- **DATA LINES**
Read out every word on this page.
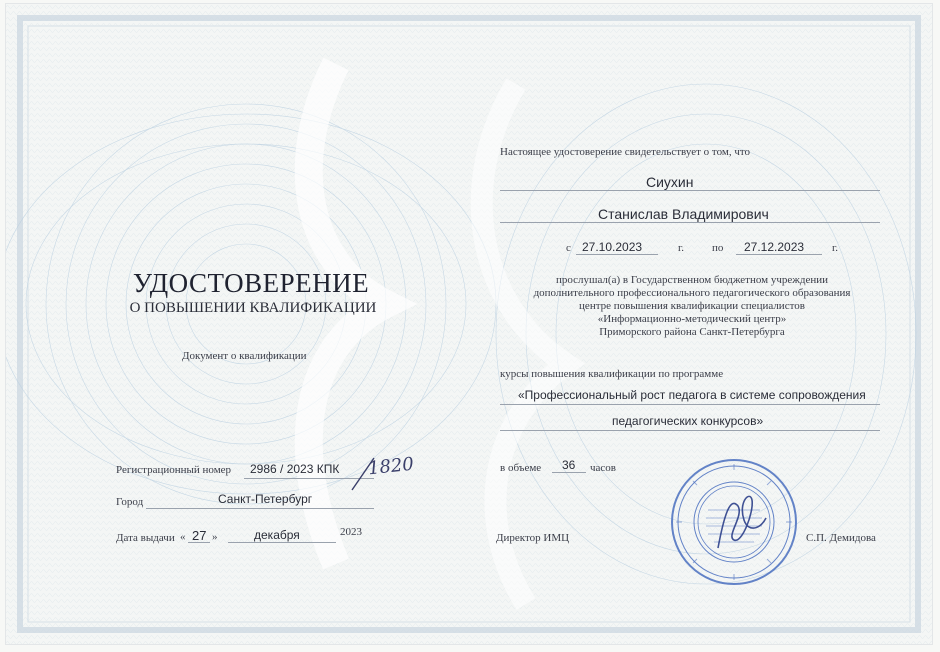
УДОСТОВЕРЕНИЕ
О ПОВЫШЕНИИ КВАЛИФИКАЦИИ
Документ о квалификации
Регистрационный номер 2986 / 2023 КПК 1820
Город	Санкт-Петербург
Дата выдачи « 27 »	декабря	2023
Настоящее удостоверение свидетельствует о том, что
Сиухин
Станислав Владимирович
с 27.10.2023	г.	по 27.12.2023	г.
прослушал(а) в Государственном бюджетном учреждении
дополнительного профессионального педагогического образования
центре повышения квалификации специалистов
«Информационно-методический центр»
Приморского района Санкт-Петербурга
курсы повышения квалификации по программе
«Профессиональный рост педагога в системе сопровождения
педагогических конкурсов»
в объеме 36 часов
Директор ИМЦ	С.П. Демидова
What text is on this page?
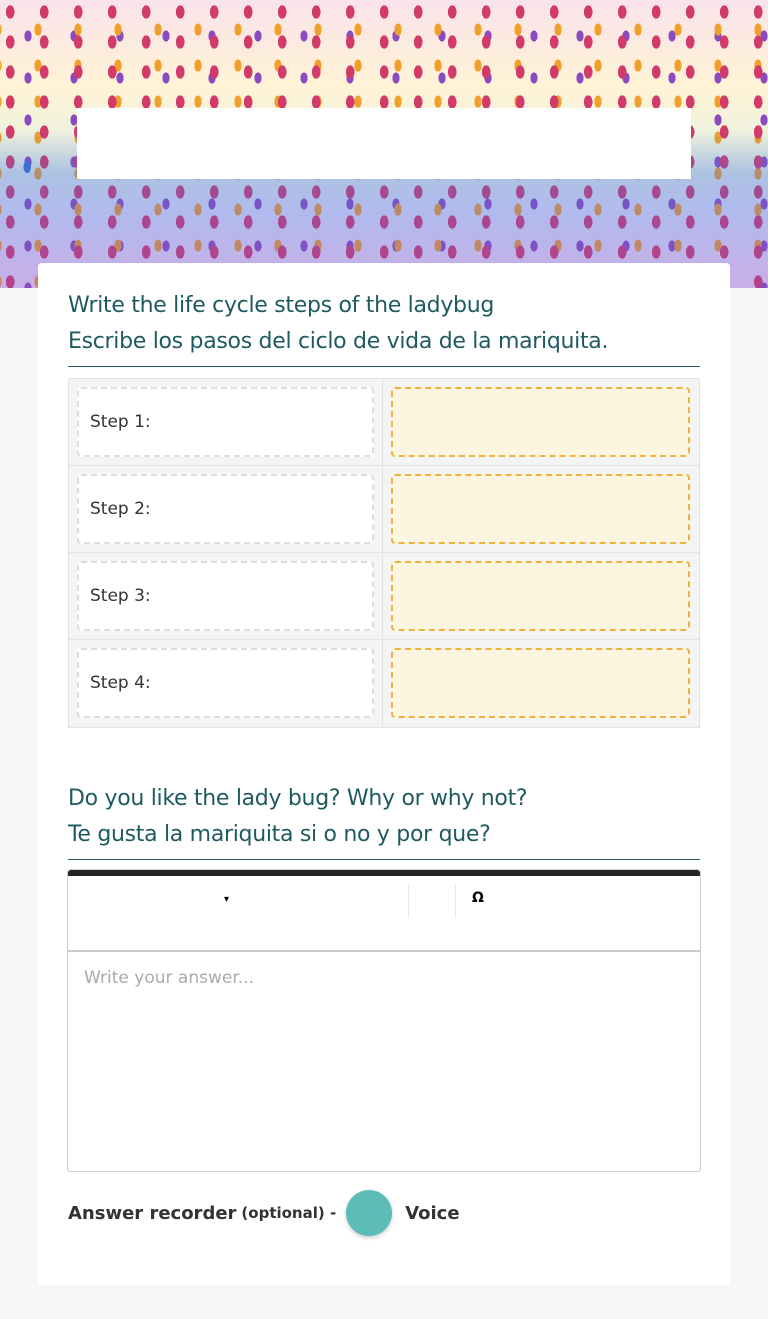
Write the life cycle steps of the ladybug
Escribe los pasos del ciclo de vida de la mariquita.
Step 1:
Step 2:
Step 3:
Step 4:
Do you like the lady bug? Why or why not?
Te gusta la mariquita si o no y por que?
▾	Ω
Write your answer...
Answer recorder (optional) -	Voice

- **PROBLEM DETAILS**
Transcribe the material as is, with images omitted.

- **TASK OUTPUT**
Read out every word on this page.
УДОСТОВЕРЕНИЕ
О ПОВЫШЕНИИ КВАЛИФИКАЦИИ
Документ о квалификации
Регистрационный номер 2986 / 2023 КПК 1820
Город	Санкт-Петербург
Дата выдачи « 27 »	декабря	2023
Настоящее удостоверение свидетельствует о том, что
Сиухин
Станислав Владимирович
с 27.10.2023	г.	по 27.12.2023	г.
прослушал(а) в Государственном бюджетном учреждении
дополнительного профессионального педагогического образования
центре повышения квалификации специалистов
«Информационно-методический центр»
Приморского района Санкт-Петербурга
курсы повышения квалификации по программе
«Профессиональный рост педагога в системе сопровождения
педагогических конкурсов»
в объеме 36 часов
Директор ИМЦ	С.П. Демидова
What text is on this page?
Write the life cycle steps of the ladybug
Escribe los pasos del ciclo de vida de la mariquita.
Step 1:
Step 2:
Step 3:
Step 4:
Do you like the lady bug? Why or why not?
Te gusta la mariquita si o no y por que?
▾	Ω
Write your answer...
Answer recorder (optional) -	Voice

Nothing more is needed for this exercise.